Every record below should be printed exactly as it appears.

## start The data

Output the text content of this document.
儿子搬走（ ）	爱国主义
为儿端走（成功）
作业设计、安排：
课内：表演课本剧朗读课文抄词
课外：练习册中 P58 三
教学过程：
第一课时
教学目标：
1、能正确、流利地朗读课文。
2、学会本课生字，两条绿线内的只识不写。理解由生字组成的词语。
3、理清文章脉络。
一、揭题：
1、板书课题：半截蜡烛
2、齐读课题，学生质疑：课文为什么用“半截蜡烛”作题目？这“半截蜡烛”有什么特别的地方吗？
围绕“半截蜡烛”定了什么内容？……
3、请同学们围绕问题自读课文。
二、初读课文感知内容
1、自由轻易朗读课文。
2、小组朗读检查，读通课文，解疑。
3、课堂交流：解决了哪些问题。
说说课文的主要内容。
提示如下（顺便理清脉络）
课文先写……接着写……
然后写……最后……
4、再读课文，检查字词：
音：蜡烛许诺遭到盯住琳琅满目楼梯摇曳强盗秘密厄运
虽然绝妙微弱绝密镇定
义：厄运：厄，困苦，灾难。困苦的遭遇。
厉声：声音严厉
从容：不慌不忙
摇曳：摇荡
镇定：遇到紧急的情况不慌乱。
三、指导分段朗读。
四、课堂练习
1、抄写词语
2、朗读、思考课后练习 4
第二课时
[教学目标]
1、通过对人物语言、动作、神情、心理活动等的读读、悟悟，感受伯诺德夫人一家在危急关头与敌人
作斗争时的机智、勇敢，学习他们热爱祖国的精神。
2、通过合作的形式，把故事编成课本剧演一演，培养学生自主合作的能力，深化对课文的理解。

## end The data

• Response for this exercise:
Output the text content of this document.
儿子搬走（ ）	爱国主义
为儿端走（成功）
作业设计、安排：
课内：表演课本剧朗读课文抄词
课外：练习册中 P58 三
教学过程：
第一课时
教学目标：
1、能正确、流利地朗读课文。
2、学会本课生字，两条绿线内的只识不写。理解由生字组成的词语。
3、理清文章脉络。
一、揭题：
1、板书课题：半截蜡烛
2、齐读课题，学生质疑：课文为什么用“半截蜡烛”作题目？这“半截蜡烛”有什么特别的地方吗？
围绕“半截蜡烛”定了什么内容？……
3、请同学们围绕问题自读课文。
二、初读课文感知内容
1、自由轻易朗读课文。
2、小组朗读检查，读通课文，解疑。
3、课堂交流：解决了哪些问题。
说说课文的主要内容。
提示如下（顺便理清脉络）
课文先写……接着写……
然后写……最后……
4、再读课文，检查字词：
音：蜡烛许诺遭到盯住琳琅满目楼梯摇曳强盗秘密厄运
虽然绝妙微弱绝密镇定
义：厄运：厄，困苦，灾难。困苦的遭遇。
厉声：声音严厉
从容：不慌不忙
摇曳：摇荡
镇定：遇到紧急的情况不慌乱。
三、指导分段朗读。
四、课堂练习
1、抄写词语
2、朗读、思考课后练习 4
第二课时
[教学目标]
1、通过对人物语言、动作、神情、心理活动等的读读、悟悟，感受伯诺德夫人一家在危急关头与敌人
作斗争时的机智、勇敢，学习他们热爱祖国的精神。
2、通过合作的形式，把故事编成课本剧演一演，培养学生自主合作的能力，深化对课文的理解。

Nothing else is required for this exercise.